SOURCE TEXT >>
◇ ◇ ◇
- The opening title screen for Aban Zafar
- Written by: Muhammad Ahmed
- Directed by: Erum Binte Shahid
- Starring: Faisal Rehman Sania Saeed Rubina Ashraf Naveed Jaffri Muhammad Ahmed (voice only) Imran Abbas (voice only)

Production
- Production location: Astore District, Pakistan
- Running time: 32–33 minutes

Original release
- Network: Ary Digital
- Release: 2 October 2008

= Aban Zafar =

Aban Zafar is a Pakistani telefilm which was aired on the occasion of Eid in 2008 on Ary Digital. The telefilm is written by Muhammad Ahmed and directed by Erum Binte Shahid. Main cast include Faisal Rehman and Sania Saeed.

==Cast and characters==
- Sania Saeed portrays Aban, who goes to visit her parents cottage house. Aban's parents live abroad and she has lost contact with them. It's been six years since her husband died leaving behind his pregnant wife alone in Karachi.
◇ ◇ ◇
Stored dataset items

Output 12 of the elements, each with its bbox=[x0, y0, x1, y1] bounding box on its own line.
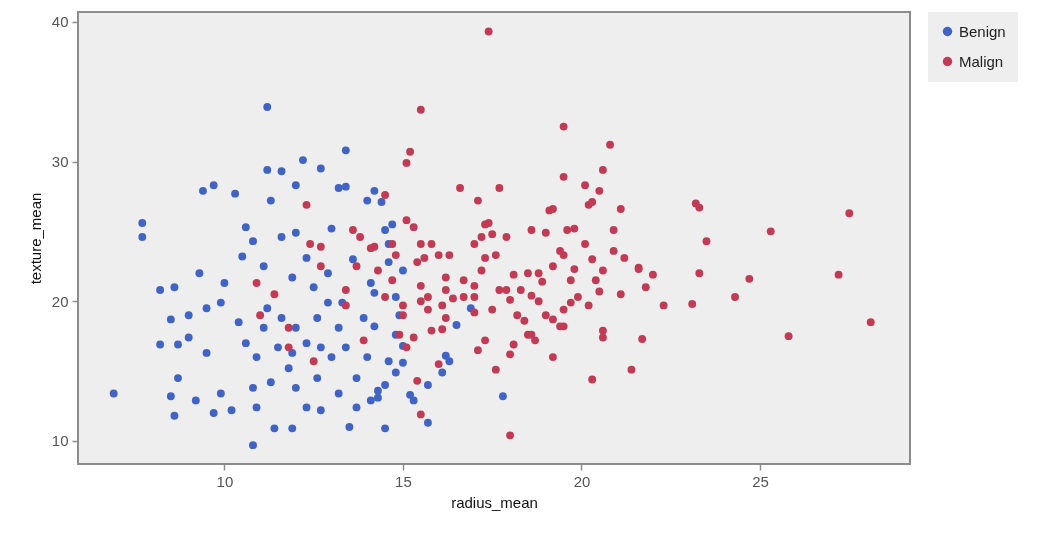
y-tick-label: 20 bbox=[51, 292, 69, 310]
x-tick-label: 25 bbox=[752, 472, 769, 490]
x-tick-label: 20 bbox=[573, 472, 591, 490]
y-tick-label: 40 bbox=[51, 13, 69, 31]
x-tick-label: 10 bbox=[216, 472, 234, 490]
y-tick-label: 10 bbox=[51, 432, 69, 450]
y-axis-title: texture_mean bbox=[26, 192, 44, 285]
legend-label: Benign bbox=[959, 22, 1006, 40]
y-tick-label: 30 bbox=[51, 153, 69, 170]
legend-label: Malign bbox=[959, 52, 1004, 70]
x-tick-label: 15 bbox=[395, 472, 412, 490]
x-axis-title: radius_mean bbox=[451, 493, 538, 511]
◇ ◇ ◇
PROMPT 1 >>
In the telefilm text, on which network was Aban Zafar originally released?
PROMPT 2 >>
Copy the stored dataset listing from its first line through the line containing "y-tick-label: 10 bbox=[51, 432, 69, 450]", with both ends included. Omit the pictures.

EXERCISE RESULT 1 >>
Ary Digital

EXERCISE RESULT 2 >>
Output 12 of the elements, each with its bbox=[x0, y0, x1, y1] bounding box on its own line.
y-tick-label: 20 bbox=[51, 292, 69, 310]
x-tick-label: 25 bbox=[752, 472, 769, 490]
x-tick-label: 20 bbox=[573, 472, 591, 490]
y-tick-label: 40 bbox=[51, 13, 69, 31]
x-tick-label: 10 bbox=[216, 472, 234, 490]
y-tick-label: 10 bbox=[51, 432, 69, 450]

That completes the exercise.